◆ What you are asked to do
Quote the records that follow in full, leaving the pictures out.

Data records
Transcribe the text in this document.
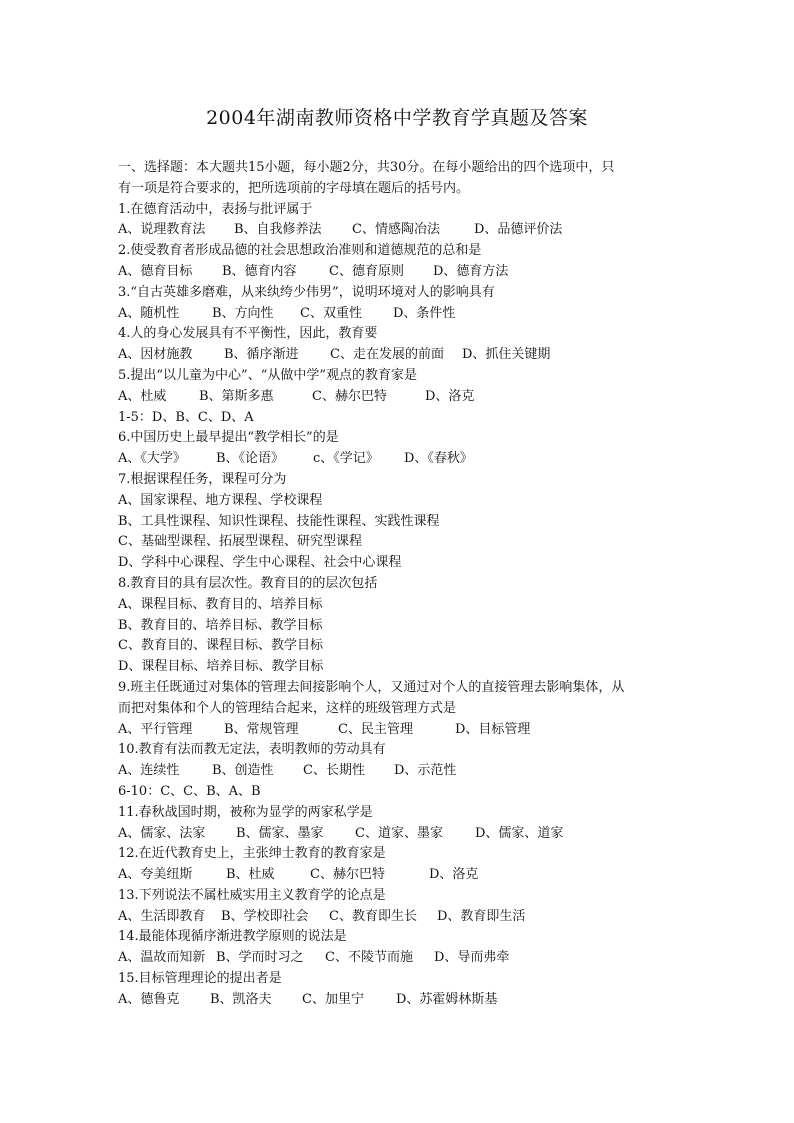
2004年湖南教师资格中学教育学真题及答案
一、选择题：本大题共15小题，每小题2分，共30分。在每小题给出的四个选项中，只
有一项是符合要求的，把所选项前的字母填在题后的括号内。
1.在德育活动中，表扬与批评属于
A、说理教育法	B、自我修养法	C、情感陶冶法	D、品德评价法
2.使受教育者形成品德的社会思想政治准则和道德规范的总和是
A、德育目标	B、德育内容	C、德育原则	D、德育方法
3.“自古英雄多磨难，从来纨绔少伟男”，说明环境对人的影响具有
A、随机性	B、方向性	C、双重性	D、条件性
4.人的身心发展具有不平衡性，因此，教育要
A、因材施教	B、循序渐进	C、走在发展的前面	D、抓住关键期
5.提出“以儿童为中心”、“从做中学”观点的教育家是
A、杜威	B、第斯多惠	C、赫尔巴特	D、洛克
1-5：D、B、C、D、A
6.中国历史上最早提出“教学相长”的是
A、《大学》	B、《论语》	c、《学记》	D、《春秋》
7.根据课程任务，课程可分为
A、国家课程、地方课程、学校课程
B、工具性课程、知识性课程、技能性课程、实践性课程
C、基础型课程、拓展型课程、研究型课程
D、学科中心课程、学生中心课程、社会中心课程
8.教育目的具有层次性。教育目的的层次包括
A、课程目标、教育目的、培养目标
B、教育目的、培养目标、教学目标
C、教育目的、课程目标、教学目标
D、课程目标、培养目标、教学目标
9.班主任既通过对集体的管理去间接影响个人，又通过对个人的直接管理去影响集体，从
而把对集体和个人的管理结合起来，这样的班级管理方式是
A、平行管理	B、常规管理	C、民主管理	D、目标管理
10.教育有法而教无定法，表明教师的劳动具有
A、连续性	B、创造性	C、长期性	D、示范性
6-10：C、C、B、A、B
11.春秋战国时期，被称为显学的两家私学是
A、儒家、法家	B、儒家、墨家	C、道家、墨家	D、儒家、道家
12.在近代教育史上，主张绅士教育的教育家是
A、夸美纽斯	B、杜威	C、赫尔巴特	D、洛克
13.下列说法不属杜威实用主义教育学的论点是
A、生活即教育	B、学校即社会	C、教育即生长	D、教育即生活
14.最能体现循序渐进教学原则的说法是
A、温故而知新 B、学而时习之	C、不陵节而施	D、导而弗牵
15.目标管理理论的提出者是
A、德鲁克	B、凯洛夫	C、加里宁	D、苏霍姆林斯基
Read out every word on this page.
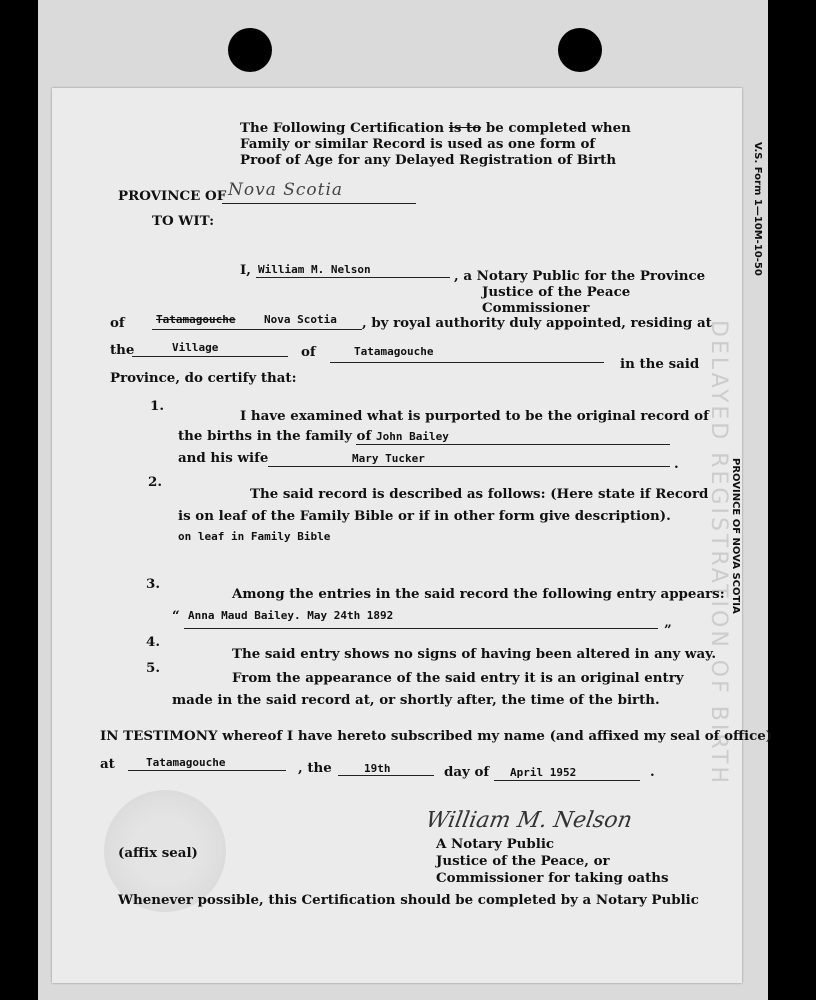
DELAYED REGISTRATION OF BIRTH
V.S. Form 1—10M-10-50
PROVINCE OF NOVA SCOTIA
The Following Certification is to be completed when
Family or similar Record is used as one form of
Proof of Age for any Delayed Registration of Birth
PROVINCE OF Nova Scotia
TO WIT:
I, William M. Nelson	, a Notary Public for the Province
Justice of the Peace
Commissioner
of	Tatamagouche	Nova Scotia , by royal authority duly appointed, residing at
the	Village	of	Tatamagouche
in the said
Province, do certify that:
1.
I have examined what is purported to be the original record of
the births in the family of John Bailey
and his wife	Mary Tucker	.
2.
The said record is described as follows: (Here state if Record
is on leaf of the Family Bible or if in other form give description).
on leaf in Family Bible
3.
Among the entries in the said record the following entry appears:
“ Anna Maud Bailey. May 24th 1892
”
4.
The said entry shows no signs of having been altered in any way.
5.
From the appearance of the said entry it is an original entry
made in the said record at, or shortly after, the time of the birth.
IN TESTIMONY whereof I have hereto subscribed my name (and affixed my seal of office)
at	Tatamagouche	, the	19th	day of April 1952	.
(affix seal)
William M. Nelson
A Notary Public
Justice of the Peace, or
Commissioner for taking oaths
Whenever possible, this Certification should be completed by a Notary Public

◆ Written answer
Transcribe the text in this document.
2004年湖南教师资格中学教育学真题及答案
一、选择题：本大题共15小题，每小题2分，共30分。在每小题给出的四个选项中，只
有一项是符合要求的，把所选项前的字母填在题后的括号内。
1.在德育活动中，表扬与批评属于
A、说理教育法	B、自我修养法	C、情感陶冶法	D、品德评价法
2.使受教育者形成品德的社会思想政治准则和道德规范的总和是
A、德育目标	B、德育内容	C、德育原则	D、德育方法
3.“自古英雄多磨难，从来纨绔少伟男”，说明环境对人的影响具有
A、随机性	B、方向性	C、双重性	D、条件性
4.人的身心发展具有不平衡性，因此，教育要
A、因材施教	B、循序渐进	C、走在发展的前面	D、抓住关键期
5.提出“以儿童为中心”、“从做中学”观点的教育家是
A、杜威	B、第斯多惠	C、赫尔巴特	D、洛克
1-5：D、B、C、D、A
6.中国历史上最早提出“教学相长”的是
A、《大学》	B、《论语》	c、《学记》	D、《春秋》
7.根据课程任务，课程可分为
A、国家课程、地方课程、学校课程
B、工具性课程、知识性课程、技能性课程、实践性课程
C、基础型课程、拓展型课程、研究型课程
D、学科中心课程、学生中心课程、社会中心课程
8.教育目的具有层次性。教育目的的层次包括
A、课程目标、教育目的、培养目标
B、教育目的、培养目标、教学目标
C、教育目的、课程目标、教学目标
D、课程目标、培养目标、教学目标
9.班主任既通过对集体的管理去间接影响个人，又通过对个人的直接管理去影响集体，从
而把对集体和个人的管理结合起来，这样的班级管理方式是
A、平行管理	B、常规管理	C、民主管理	D、目标管理
10.教育有法而教无定法，表明教师的劳动具有
A、连续性	B、创造性	C、长期性	D、示范性
6-10：C、C、B、A、B
11.春秋战国时期，被称为显学的两家私学是
A、儒家、法家	B、儒家、墨家	C、道家、墨家	D、儒家、道家
12.在近代教育史上，主张绅士教育的教育家是
A、夸美纽斯	B、杜威	C、赫尔巴特	D、洛克
13.下列说法不属杜威实用主义教育学的论点是
A、生活即教育	B、学校即社会	C、教育即生长	D、教育即生活
14.最能体现循序渐进教学原则的说法是
A、温故而知新 B、学而时习之	C、不陵节而施	D、导而弗牵
15.目标管理理论的提出者是
A、德鲁克	B、凯洛夫	C、加里宁	D、苏霍姆林斯基
Read out every word on this page.
DELAYED REGISTRATION OF BIRTH
V.S. Form 1—10M-10-50
PROVINCE OF NOVA SCOTIA
The Following Certification is to be completed when
Family or similar Record is used as one form of
Proof of Age for any Delayed Registration of Birth
PROVINCE OF Nova Scotia
TO WIT:
I, William M. Nelson	, a Notary Public for the Province
Justice of the Peace
Commissioner
of	Tatamagouche	Nova Scotia , by royal authority duly appointed, residing at
the	Village	of	Tatamagouche
in the said
Province, do certify that:
1.
I have examined what is purported to be the original record of
the births in the family of John Bailey
and his wife	Mary Tucker	.
2.
The said record is described as follows: (Here state if Record
is on leaf of the Family Bible or if in other form give description).
on leaf in Family Bible
3.
Among the entries in the said record the following entry appears:
“ Anna Maud Bailey. May 24th 1892
”
4.
The said entry shows no signs of having been altered in any way.
5.
From the appearance of the said entry it is an original entry
made in the said record at, or shortly after, the time of the birth.
IN TESTIMONY whereof I have hereto subscribed my name (and affixed my seal of office)
at	Tatamagouche	, the	19th	day of April 1952	.
(affix seal)
William M. Nelson
A Notary Public
Justice of the Peace, or
Commissioner for taking oaths
Whenever possible, this Certification should be completed by a Notary Public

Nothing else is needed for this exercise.